• _Work instructions_
Copy out the entries exactly, from the first line to the last.

───── Provided data

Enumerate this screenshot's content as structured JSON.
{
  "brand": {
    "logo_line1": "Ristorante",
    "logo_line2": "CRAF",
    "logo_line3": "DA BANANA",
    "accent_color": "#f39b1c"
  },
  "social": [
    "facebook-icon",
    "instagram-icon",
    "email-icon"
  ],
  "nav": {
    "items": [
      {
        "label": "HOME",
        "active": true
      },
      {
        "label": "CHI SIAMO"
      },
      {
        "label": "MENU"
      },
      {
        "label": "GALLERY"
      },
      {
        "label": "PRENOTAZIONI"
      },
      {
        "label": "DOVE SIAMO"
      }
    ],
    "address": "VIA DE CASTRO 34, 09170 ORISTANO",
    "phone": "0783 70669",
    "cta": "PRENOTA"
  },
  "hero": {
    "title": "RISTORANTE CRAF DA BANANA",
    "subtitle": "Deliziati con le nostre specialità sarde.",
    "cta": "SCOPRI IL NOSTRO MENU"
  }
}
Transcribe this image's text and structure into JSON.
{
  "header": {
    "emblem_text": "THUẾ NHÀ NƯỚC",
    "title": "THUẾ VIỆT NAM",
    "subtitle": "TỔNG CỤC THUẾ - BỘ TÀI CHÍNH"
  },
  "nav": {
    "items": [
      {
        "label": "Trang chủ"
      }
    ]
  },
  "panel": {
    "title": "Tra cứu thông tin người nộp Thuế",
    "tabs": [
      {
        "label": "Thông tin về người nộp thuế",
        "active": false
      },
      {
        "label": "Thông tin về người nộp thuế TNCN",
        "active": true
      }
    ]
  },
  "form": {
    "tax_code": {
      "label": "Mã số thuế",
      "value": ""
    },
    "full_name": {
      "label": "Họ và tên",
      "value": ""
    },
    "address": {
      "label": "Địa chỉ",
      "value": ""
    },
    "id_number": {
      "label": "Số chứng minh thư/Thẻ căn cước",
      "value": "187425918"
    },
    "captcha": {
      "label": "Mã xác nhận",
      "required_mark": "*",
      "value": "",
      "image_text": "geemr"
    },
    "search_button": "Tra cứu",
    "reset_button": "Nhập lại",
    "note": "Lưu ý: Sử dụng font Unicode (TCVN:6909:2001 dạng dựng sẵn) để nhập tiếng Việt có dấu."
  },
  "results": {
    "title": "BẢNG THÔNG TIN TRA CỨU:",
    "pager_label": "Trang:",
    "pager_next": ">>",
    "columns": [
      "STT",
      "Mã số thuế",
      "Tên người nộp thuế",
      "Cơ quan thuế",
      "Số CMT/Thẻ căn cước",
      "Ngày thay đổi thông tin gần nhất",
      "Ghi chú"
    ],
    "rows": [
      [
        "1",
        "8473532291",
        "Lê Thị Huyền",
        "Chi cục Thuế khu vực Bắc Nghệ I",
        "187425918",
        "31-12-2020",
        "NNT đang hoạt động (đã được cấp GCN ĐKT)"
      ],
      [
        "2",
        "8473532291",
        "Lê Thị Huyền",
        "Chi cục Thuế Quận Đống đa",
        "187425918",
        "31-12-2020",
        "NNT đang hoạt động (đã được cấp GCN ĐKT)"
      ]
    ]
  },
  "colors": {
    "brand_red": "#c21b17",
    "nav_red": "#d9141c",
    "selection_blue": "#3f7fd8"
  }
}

──────────

• _Response_
Enumerate this screenshot's content as structured JSON.
{
  "brand": {
    "logo_line1": "Ristorante",
    "logo_line2": "CRAF",
    "logo_line3": "DA BANANA",
    "accent_color": "#f39b1c"
  },
  "social": [
    "facebook-icon",
    "instagram-icon",
    "email-icon"
  ],
  "nav": {
    "items": [
      {
        "label": "HOME",
        "active": true
      },
      {
        "label": "CHI SIAMO"
      },
      {
        "label": "MENU"
      },
      {
        "label": "GALLERY"
      },
      {
        "label": "PRENOTAZIONI"
      },
      {
        "label": "DOVE SIAMO"
      }
    ],
    "address": "VIA DE CASTRO 34, 09170 ORISTANO",
    "phone": "0783 70669",
    "cta": "PRENOTA"
  },
  "hero": {
    "title": "RISTORANTE CRAF DA BANANA",
    "subtitle": "Deliziati con le nostre specialità sarde.",
    "cta": "SCOPRI IL NOSTRO MENU"
  }
}
Transcribe this image's text and structure into JSON.
{
  "header": {
    "emblem_text": "THUẾ NHÀ NƯỚC",
    "title": "THUẾ VIỆT NAM",
    "subtitle": "TỔNG CỤC THUẾ - BỘ TÀI CHÍNH"
  },
  "nav": {
    "items": [
      {
        "label": "Trang chủ"
      }
    ]
  },
  "panel": {
    "title": "Tra cứu thông tin người nộp Thuế",
    "tabs": [
      {
        "label": "Thông tin về người nộp thuế",
        "active": false
      },
      {
        "label": "Thông tin về người nộp thuế TNCN",
        "active": true
      }
    ]
  },
  "form": {
    "tax_code": {
      "label": "Mã số thuế",
      "value": ""
    },
    "full_name": {
      "label": "Họ và tên",
      "value": ""
    },
    "address": {
      "label": "Địa chỉ",
      "value": ""
    },
    "id_number": {
      "label": "Số chứng minh thư/Thẻ căn cước",
      "value": "187425918"
    },
    "captcha": {
      "label": "Mã xác nhận",
      "required_mark": "*",
      "value": "",
      "image_text": "geemr"
    },
    "search_button": "Tra cứu",
    "reset_button": "Nhập lại",
    "note": "Lưu ý: Sử dụng font Unicode (TCVN:6909:2001 dạng dựng sẵn) để nhập tiếng Việt có dấu."
  },
  "results": {
    "title": "BẢNG THÔNG TIN TRA CỨU:",
    "pager_label": "Trang:",
    "pager_next": ">>",
    "columns": [
      "STT",
      "Mã số thuế",
      "Tên người nộp thuế",
      "Cơ quan thuế",
      "Số CMT/Thẻ căn cước",
      "Ngày thay đổi thông tin gần nhất",
      "Ghi chú"
    ],
    "rows": [
      [
        "1",
        "8473532291",
        "Lê Thị Huyền",
        "Chi cục Thuế khu vực Bắc Nghệ I",
        "187425918",
        "31-12-2020",
        "NNT đang hoạt động (đã được cấp GCN ĐKT)"
      ],
      [
        "2",
        "8473532291",
        "Lê Thị Huyền",
        "Chi cục Thuế Quận Đống đa",
        "187425918",
        "31-12-2020",
        "NNT đang hoạt động (đã được cấp GCN ĐKT)"
      ]
    ]
  },
  "colors": {
    "brand_red": "#c21b17",
    "nav_red": "#d9141c",
    "selection_blue": "#3f7fd8"
  }
}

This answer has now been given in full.